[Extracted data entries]

* * *

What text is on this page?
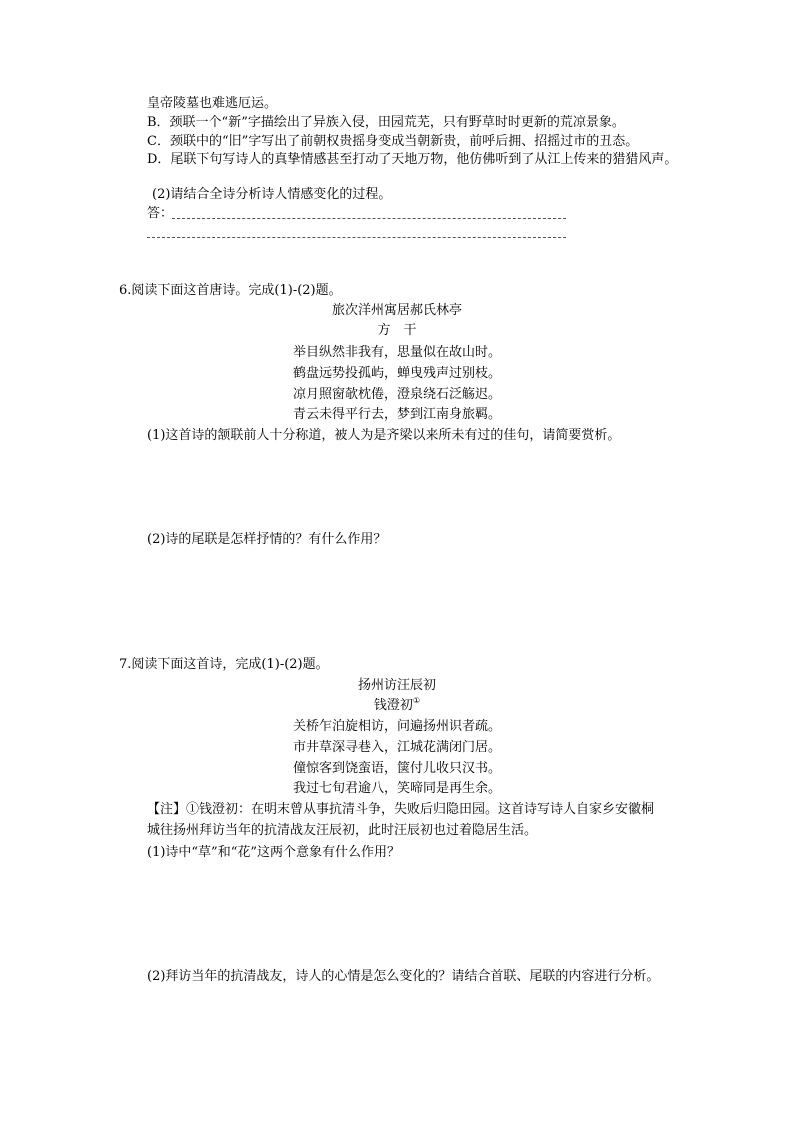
皇帝陵墓也难逃厄运。
B．颈联一个“新”字描绘出了异族入侵，田园荒芜，只有野草时时更新的荒凉景象。
C．颈联中的“旧”字写出了前朝权贵摇身变成当朝新贵，前呼后拥、招摇过市的丑态。
D．尾联下句写诗人的真挚情感甚至打动了天地万物，他仿佛听到了从江上传来的猎猎风声。
(2)请结合全诗分析诗人情感变化的过程。
答：
6.阅读下面这首唐诗。完成(1)-(2)题。
旅次洋州寓居郝氏林亭
方　干
举目纵然非我有，思量似在故山时。
鹤盘远势投孤屿，蝉曳残声过别枝。
凉月照窗欹枕倦，澄泉绕石泛觞迟。
青云未得平行去，梦到江南身旅羁。
(1)这首诗的颔联前人十分称道，被人为是齐梁以来所未有过的佳句，请简要赏析。
(2)诗的尾联是怎样抒情的？有什么作用？
7.阅读下面这首诗，完成(1)-(2)题。
扬州访汪辰初
钱澄初①
关桥乍泊旋相访，问遍扬州识者疏。
市井草深寻巷入，江城花满闭门居。
僮惊客到饶蛮语，箧付儿收只汉书。
我过七旬君逾八，笑啼同是再生余。
【注】①钱澄初：在明末曾从事抗清斗争，失败后归隐田园。这首诗写诗人自家乡安徽桐
城往扬州拜访当年的抗清战友汪辰初，此时汪辰初也过着隐居生活。
(1)诗中“草”和“花”这两个意象有什么作用？
(2)拜访当年的抗清战友，诗人的心情是怎么变化的？请结合首联、尾联的内容进行分析。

* * *

◆ Instructions to follow ◆
Repeat all the records above exactly, leaving out any pictures.

◆ Completed task ◆
What text is on this page?
皇帝陵墓也难逃厄运。
B．颈联一个“新”字描绘出了异族入侵，田园荒芜，只有野草时时更新的荒凉景象。
C．颈联中的“旧”字写出了前朝权贵摇身变成当朝新贵，前呼后拥、招摇过市的丑态。
D．尾联下句写诗人的真挚情感甚至打动了天地万物，他仿佛听到了从江上传来的猎猎风声。
(2)请结合全诗分析诗人情感变化的过程。
答：
6.阅读下面这首唐诗。完成(1)-(2)题。
旅次洋州寓居郝氏林亭
方　干
举目纵然非我有，思量似在故山时。
鹤盘远势投孤屿，蝉曳残声过别枝。
凉月照窗欹枕倦，澄泉绕石泛觞迟。
青云未得平行去，梦到江南身旅羁。
(1)这首诗的颔联前人十分称道，被人为是齐梁以来所未有过的佳句，请简要赏析。
(2)诗的尾联是怎样抒情的？有什么作用？
7.阅读下面这首诗，完成(1)-(2)题。
扬州访汪辰初
钱澄初①
关桥乍泊旋相访，问遍扬州识者疏。
市井草深寻巷入，江城花满闭门居。
僮惊客到饶蛮语，箧付儿收只汉书。
我过七旬君逾八，笑啼同是再生余。
【注】①钱澄初：在明末曾从事抗清斗争，失败后归隐田园。这首诗写诗人自家乡安徽桐
城往扬州拜访当年的抗清战友汪辰初，此时汪辰初也过着隐居生活。
(1)诗中“草”和“花”这两个意象有什么作用？
(2)拜访当年的抗清战友，诗人的心情是怎么变化的？请结合首联、尾联的内容进行分析。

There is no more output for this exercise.